▶ EXERCISE DESCRIPTION
Every line of the material below must be repeated exactly.

-- START STORED RECORDS --

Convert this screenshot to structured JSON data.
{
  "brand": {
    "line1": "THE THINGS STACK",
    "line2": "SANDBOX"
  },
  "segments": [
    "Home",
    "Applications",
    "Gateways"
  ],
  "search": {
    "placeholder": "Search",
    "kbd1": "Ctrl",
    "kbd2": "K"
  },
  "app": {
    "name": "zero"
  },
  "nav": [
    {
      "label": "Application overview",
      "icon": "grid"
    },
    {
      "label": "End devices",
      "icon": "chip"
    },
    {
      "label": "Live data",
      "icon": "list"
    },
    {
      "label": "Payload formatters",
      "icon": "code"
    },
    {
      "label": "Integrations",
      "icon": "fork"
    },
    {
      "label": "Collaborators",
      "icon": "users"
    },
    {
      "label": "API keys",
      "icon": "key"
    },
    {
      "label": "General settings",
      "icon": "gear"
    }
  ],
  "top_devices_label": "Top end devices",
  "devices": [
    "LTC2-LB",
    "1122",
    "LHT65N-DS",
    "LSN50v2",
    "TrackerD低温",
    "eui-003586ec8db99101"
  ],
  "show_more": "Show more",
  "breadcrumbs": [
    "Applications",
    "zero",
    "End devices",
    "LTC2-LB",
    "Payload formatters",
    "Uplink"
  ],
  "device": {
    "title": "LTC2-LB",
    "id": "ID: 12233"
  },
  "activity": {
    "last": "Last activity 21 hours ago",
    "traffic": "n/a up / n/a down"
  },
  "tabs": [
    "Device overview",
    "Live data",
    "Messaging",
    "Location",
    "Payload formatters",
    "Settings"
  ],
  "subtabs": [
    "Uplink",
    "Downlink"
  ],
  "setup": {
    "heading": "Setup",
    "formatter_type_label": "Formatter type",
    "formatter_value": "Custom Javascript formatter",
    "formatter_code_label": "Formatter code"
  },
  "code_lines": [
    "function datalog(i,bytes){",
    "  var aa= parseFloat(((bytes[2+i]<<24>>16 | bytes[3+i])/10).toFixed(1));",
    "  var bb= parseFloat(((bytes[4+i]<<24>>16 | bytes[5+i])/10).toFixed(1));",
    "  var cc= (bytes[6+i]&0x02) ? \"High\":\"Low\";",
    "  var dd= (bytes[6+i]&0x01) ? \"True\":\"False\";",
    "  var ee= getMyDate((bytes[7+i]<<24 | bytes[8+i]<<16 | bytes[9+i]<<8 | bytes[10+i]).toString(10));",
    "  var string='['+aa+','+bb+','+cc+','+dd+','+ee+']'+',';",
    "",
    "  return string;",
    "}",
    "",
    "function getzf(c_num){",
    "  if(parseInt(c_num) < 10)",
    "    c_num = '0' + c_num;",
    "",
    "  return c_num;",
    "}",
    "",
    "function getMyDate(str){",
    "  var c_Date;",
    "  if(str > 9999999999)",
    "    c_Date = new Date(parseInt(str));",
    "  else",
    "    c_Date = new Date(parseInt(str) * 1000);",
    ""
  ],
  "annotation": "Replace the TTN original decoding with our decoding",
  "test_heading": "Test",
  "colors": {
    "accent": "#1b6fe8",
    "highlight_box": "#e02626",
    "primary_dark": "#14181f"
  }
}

-- END STORED RECORDS --

▶ CORRECT OUTPUT
Convert this screenshot to structured JSON data.
{
  "brand": {
    "line1": "THE THINGS STACK",
    "line2": "SANDBOX"
  },
  "segments": [
    "Home",
    "Applications",
    "Gateways"
  ],
  "search": {
    "placeholder": "Search",
    "kbd1": "Ctrl",
    "kbd2": "K"
  },
  "app": {
    "name": "zero"
  },
  "nav": [
    {
      "label": "Application overview",
      "icon": "grid"
    },
    {
      "label": "End devices",
      "icon": "chip"
    },
    {
      "label": "Live data",
      "icon": "list"
    },
    {
      "label": "Payload formatters",
      "icon": "code"
    },
    {
      "label": "Integrations",
      "icon": "fork"
    },
    {
      "label": "Collaborators",
      "icon": "users"
    },
    {
      "label": "API keys",
      "icon": "key"
    },
    {
      "label": "General settings",
      "icon": "gear"
    }
  ],
  "top_devices_label": "Top end devices",
  "devices": [
    "LTC2-LB",
    "1122",
    "LHT65N-DS",
    "LSN50v2",
    "TrackerD低温",
    "eui-003586ec8db99101"
  ],
  "show_more": "Show more",
  "breadcrumbs": [
    "Applications",
    "zero",
    "End devices",
    "LTC2-LB",
    "Payload formatters",
    "Uplink"
  ],
  "device": {
    "title": "LTC2-LB",
    "id": "ID: 12233"
  },
  "activity": {
    "last": "Last activity 21 hours ago",
    "traffic": "n/a up / n/a down"
  },
  "tabs": [
    "Device overview",
    "Live data",
    "Messaging",
    "Location",
    "Payload formatters",
    "Settings"
  ],
  "subtabs": [
    "Uplink",
    "Downlink"
  ],
  "setup": {
    "heading": "Setup",
    "formatter_type_label": "Formatter type",
    "formatter_value": "Custom Javascript formatter",
    "formatter_code_label": "Formatter code"
  },
  "code_lines": [
    "function datalog(i,bytes){",
    "  var aa= parseFloat(((bytes[2+i]<<24>>16 | bytes[3+i])/10).toFixed(1));",
    "  var bb= parseFloat(((bytes[4+i]<<24>>16 | bytes[5+i])/10).toFixed(1));",
    "  var cc= (bytes[6+i]&0x02) ? \"High\":\"Low\";",
    "  var dd= (bytes[6+i]&0x01) ? \"True\":\"False\";",
    "  var ee= getMyDate((bytes[7+i]<<24 | bytes[8+i]<<16 | bytes[9+i]<<8 | bytes[10+i]).toString(10));",
    "  var string='['+aa+','+bb+','+cc+','+dd+','+ee+']'+',';",
    "",
    "  return string;",
    "}",
    "",
    "function getzf(c_num){",
    "  if(parseInt(c_num) < 10)",
    "    c_num = '0' + c_num;",
    "",
    "  return c_num;",
    "}",
    "",
    "function getMyDate(str){",
    "  var c_Date;",
    "  if(str > 9999999999)",
    "    c_Date = new Date(parseInt(str));",
    "  else",
    "    c_Date = new Date(parseInt(str) * 1000);",
    ""
  ],
  "annotation": "Replace the TTN original decoding with our decoding",
  "test_heading": "Test",
  "colors": {
    "accent": "#1b6fe8",
    "highlight_box": "#e02626",
    "primary_dark": "#14181f"
  }
}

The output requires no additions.